**Objective**
Switch every "marker-tag" in the entries below to "marker-flag" and write the lines out again with nothing else changed.

+---+

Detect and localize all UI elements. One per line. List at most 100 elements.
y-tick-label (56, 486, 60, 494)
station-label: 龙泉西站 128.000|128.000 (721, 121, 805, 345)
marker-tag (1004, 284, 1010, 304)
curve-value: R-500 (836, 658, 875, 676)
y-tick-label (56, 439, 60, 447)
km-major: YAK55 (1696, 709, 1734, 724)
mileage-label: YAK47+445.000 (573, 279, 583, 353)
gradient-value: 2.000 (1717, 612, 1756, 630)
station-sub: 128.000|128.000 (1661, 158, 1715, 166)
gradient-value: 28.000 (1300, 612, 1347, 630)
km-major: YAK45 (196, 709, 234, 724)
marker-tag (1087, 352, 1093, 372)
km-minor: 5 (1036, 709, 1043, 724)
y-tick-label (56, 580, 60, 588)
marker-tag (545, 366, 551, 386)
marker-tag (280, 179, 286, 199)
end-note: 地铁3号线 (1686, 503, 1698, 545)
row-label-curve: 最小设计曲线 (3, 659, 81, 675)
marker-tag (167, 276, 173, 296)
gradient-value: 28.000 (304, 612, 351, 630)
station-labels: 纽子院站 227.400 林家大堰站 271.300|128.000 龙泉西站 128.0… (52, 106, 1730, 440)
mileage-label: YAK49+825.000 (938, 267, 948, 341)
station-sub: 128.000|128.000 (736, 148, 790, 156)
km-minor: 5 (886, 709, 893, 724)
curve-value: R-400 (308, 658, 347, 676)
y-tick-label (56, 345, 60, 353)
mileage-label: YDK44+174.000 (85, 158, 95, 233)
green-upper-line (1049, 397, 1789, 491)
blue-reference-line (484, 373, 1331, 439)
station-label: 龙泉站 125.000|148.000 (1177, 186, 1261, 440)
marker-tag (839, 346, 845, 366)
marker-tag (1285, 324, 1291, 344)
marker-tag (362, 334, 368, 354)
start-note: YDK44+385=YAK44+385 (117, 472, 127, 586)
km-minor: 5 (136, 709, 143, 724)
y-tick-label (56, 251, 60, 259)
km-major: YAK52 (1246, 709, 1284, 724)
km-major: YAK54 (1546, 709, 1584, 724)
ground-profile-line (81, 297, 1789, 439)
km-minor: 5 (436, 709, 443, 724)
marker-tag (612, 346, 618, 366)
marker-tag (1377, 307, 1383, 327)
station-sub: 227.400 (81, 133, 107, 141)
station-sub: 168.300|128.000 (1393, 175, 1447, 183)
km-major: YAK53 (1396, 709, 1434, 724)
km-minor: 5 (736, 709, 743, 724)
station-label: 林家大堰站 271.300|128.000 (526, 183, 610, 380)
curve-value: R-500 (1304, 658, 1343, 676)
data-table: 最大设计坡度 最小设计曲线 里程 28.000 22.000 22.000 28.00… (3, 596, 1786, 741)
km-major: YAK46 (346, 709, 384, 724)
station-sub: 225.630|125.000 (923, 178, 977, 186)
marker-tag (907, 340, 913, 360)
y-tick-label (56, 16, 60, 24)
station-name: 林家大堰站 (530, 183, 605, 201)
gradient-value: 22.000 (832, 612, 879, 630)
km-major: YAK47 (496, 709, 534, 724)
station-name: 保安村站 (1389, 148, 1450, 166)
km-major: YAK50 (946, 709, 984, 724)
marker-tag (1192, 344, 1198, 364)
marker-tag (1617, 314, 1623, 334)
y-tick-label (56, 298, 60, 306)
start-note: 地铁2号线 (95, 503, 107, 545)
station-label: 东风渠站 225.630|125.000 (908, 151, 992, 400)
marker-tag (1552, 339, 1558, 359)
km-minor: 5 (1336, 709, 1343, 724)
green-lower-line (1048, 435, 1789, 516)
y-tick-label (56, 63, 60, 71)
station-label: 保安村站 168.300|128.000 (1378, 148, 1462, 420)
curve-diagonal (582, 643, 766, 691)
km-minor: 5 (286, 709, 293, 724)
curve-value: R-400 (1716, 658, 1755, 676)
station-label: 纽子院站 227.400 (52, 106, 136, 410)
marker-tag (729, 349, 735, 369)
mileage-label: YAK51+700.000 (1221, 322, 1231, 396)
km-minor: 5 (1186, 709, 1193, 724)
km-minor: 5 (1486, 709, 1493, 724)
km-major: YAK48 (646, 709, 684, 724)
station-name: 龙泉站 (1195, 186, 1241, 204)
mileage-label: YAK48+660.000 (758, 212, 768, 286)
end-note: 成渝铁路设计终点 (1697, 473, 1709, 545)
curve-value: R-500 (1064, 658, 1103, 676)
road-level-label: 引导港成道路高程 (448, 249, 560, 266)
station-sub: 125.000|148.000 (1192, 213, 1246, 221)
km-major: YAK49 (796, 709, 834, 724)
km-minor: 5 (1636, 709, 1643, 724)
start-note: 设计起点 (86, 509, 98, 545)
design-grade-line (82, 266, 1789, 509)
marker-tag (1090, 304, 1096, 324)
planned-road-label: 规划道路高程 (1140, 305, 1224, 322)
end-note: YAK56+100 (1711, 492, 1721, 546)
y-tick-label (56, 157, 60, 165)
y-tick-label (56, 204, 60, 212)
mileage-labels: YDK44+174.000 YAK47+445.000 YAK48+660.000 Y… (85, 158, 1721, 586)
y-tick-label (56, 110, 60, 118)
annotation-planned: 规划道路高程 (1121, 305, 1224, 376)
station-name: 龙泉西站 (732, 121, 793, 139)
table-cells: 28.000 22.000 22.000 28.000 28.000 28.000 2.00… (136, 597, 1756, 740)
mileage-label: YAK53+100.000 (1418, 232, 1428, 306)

+---+

**Correct output**
Detect and localize all UI elements. One per line. List at most 100 elements.
y-tick-label (56, 486, 60, 494)
station-label: 龙泉西站 128.000|128.000 (721, 121, 805, 345)
marker-flag (1004, 284, 1010, 304)
curve-value: R-500 (836, 658, 875, 676)
y-tick-label (56, 439, 60, 447)
km-major: YAK55 (1696, 709, 1734, 724)
mileage-label: YAK47+445.000 (573, 279, 583, 353)
gradient-value: 2.000 (1717, 612, 1756, 630)
station-sub: 128.000|128.000 (1661, 158, 1715, 166)
gradient-value: 28.000 (1300, 612, 1347, 630)
km-major: YAK45 (196, 709, 234, 724)
marker-flag (1087, 352, 1093, 372)
km-minor: 5 (1036, 709, 1043, 724)
y-tick-label (56, 580, 60, 588)
marker-flag (545, 366, 551, 386)
marker-flag (280, 179, 286, 199)
end-note: 地铁3号线 (1686, 503, 1698, 545)
row-label-curve: 最小设计曲线 (3, 659, 81, 675)
marker-flag (167, 276, 173, 296)
gradient-value: 28.000 (304, 612, 351, 630)
station-labels: 纽子院站 227.400 林家大堰站 271.300|128.000 龙泉西站 128.0… (52, 106, 1730, 440)
mileage-label: YAK49+825.000 (938, 267, 948, 341)
station-sub: 128.000|128.000 (736, 148, 790, 156)
km-minor: 5 (886, 709, 893, 724)
curve-value: R-400 (308, 658, 347, 676)
y-tick-label (56, 345, 60, 353)
mileage-label: YDK44+174.000 (85, 158, 95, 233)
green-upper-line (1049, 397, 1789, 491)
blue-reference-line (484, 373, 1331, 439)
station-label: 龙泉站 125.000|148.000 (1177, 186, 1261, 440)
marker-flag (839, 346, 845, 366)
marker-flag (1285, 324, 1291, 344)
marker-flag (362, 334, 368, 354)
start-note: YDK44+385=YAK44+385 (117, 472, 127, 586)
km-minor: 5 (136, 709, 143, 724)
y-tick-label (56, 251, 60, 259)
km-major: YAK52 (1246, 709, 1284, 724)
km-major: YAK54 (1546, 709, 1584, 724)
ground-profile-line (81, 297, 1789, 439)
km-minor: 5 (436, 709, 443, 724)
marker-flag (612, 346, 618, 366)
marker-flag (1377, 307, 1383, 327)
station-sub: 227.400 (81, 133, 107, 141)
station-sub: 168.300|128.000 (1393, 175, 1447, 183)
km-major: YAK53 (1396, 709, 1434, 724)
km-minor: 5 (736, 709, 743, 724)
station-label: 林家大堰站 271.300|128.000 (526, 183, 610, 380)
curve-value: R-500 (1304, 658, 1343, 676)
data-table: 最大设计坡度 最小设计曲线 里程 28.000 22.000 22.000 28.00… (3, 596, 1786, 741)
km-major: YAK46 (346, 709, 384, 724)
station-sub: 225.630|125.000 (923, 178, 977, 186)
marker-flag (907, 340, 913, 360)
y-tick-label (56, 16, 60, 24)
station-name: 林家大堰站 (530, 183, 605, 201)
gradient-value: 22.000 (832, 612, 879, 630)
km-major: YAK47 (496, 709, 534, 724)
station-name: 保安村站 (1389, 148, 1450, 166)
km-major: YAK50 (946, 709, 984, 724)
marker-flag (1192, 344, 1198, 364)
marker-flag (1617, 314, 1623, 334)
y-tick-label (56, 298, 60, 306)
start-note: 地铁2号线 (95, 503, 107, 545)
station-label: 东风渠站 225.630|125.000 (908, 151, 992, 400)
marker-flag (1552, 339, 1558, 359)
km-minor: 5 (1336, 709, 1343, 724)
green-lower-line (1048, 435, 1789, 516)
y-tick-label (56, 63, 60, 71)
station-label: 保安村站 168.300|128.000 (1378, 148, 1462, 420)
curve-diagonal (582, 643, 766, 691)
km-minor: 5 (286, 709, 293, 724)
curve-value: R-400 (1716, 658, 1755, 676)
station-label: 纽子院站 227.400 (52, 106, 136, 410)
marker-flag (729, 349, 735, 369)
mileage-label: YAK51+700.000 (1221, 322, 1231, 396)
km-minor: 5 (1186, 709, 1193, 724)
km-minor: 5 (1486, 709, 1493, 724)
km-major: YAK48 (646, 709, 684, 724)
station-name: 龙泉站 (1195, 186, 1241, 204)
mileage-label: YAK48+660.000 (758, 212, 768, 286)
end-note: 成渝铁路设计终点 (1697, 473, 1709, 545)
curve-value: R-500 (1064, 658, 1103, 676)
road-level-label: 引导港成道路高程 (448, 249, 560, 266)
station-sub: 125.000|148.000 (1192, 213, 1246, 221)
km-major: YAK49 (796, 709, 834, 724)
km-minor: 5 (1636, 709, 1643, 724)
start-note: 设计起点 (86, 509, 98, 545)
design-grade-line (82, 266, 1789, 509)
marker-flag (1090, 304, 1096, 324)
planned-road-label: 规划道路高程 (1140, 305, 1224, 322)
end-note: YAK56+100 (1711, 492, 1721, 546)
y-tick-label (56, 157, 60, 165)
y-tick-label (56, 204, 60, 212)
mileage-labels: YDK44+174.000 YAK47+445.000 YAK48+660.000 Y… (85, 158, 1721, 586)
y-tick-label (56, 110, 60, 118)
annotation-planned: 规划道路高程 (1121, 305, 1224, 376)
station-name: 龙泉西站 (732, 121, 793, 139)
table-cells: 28.000 22.000 22.000 28.000 28.000 28.000 2.00… (136, 597, 1756, 740)
mileage-label: YAK53+100.000 (1418, 232, 1428, 306)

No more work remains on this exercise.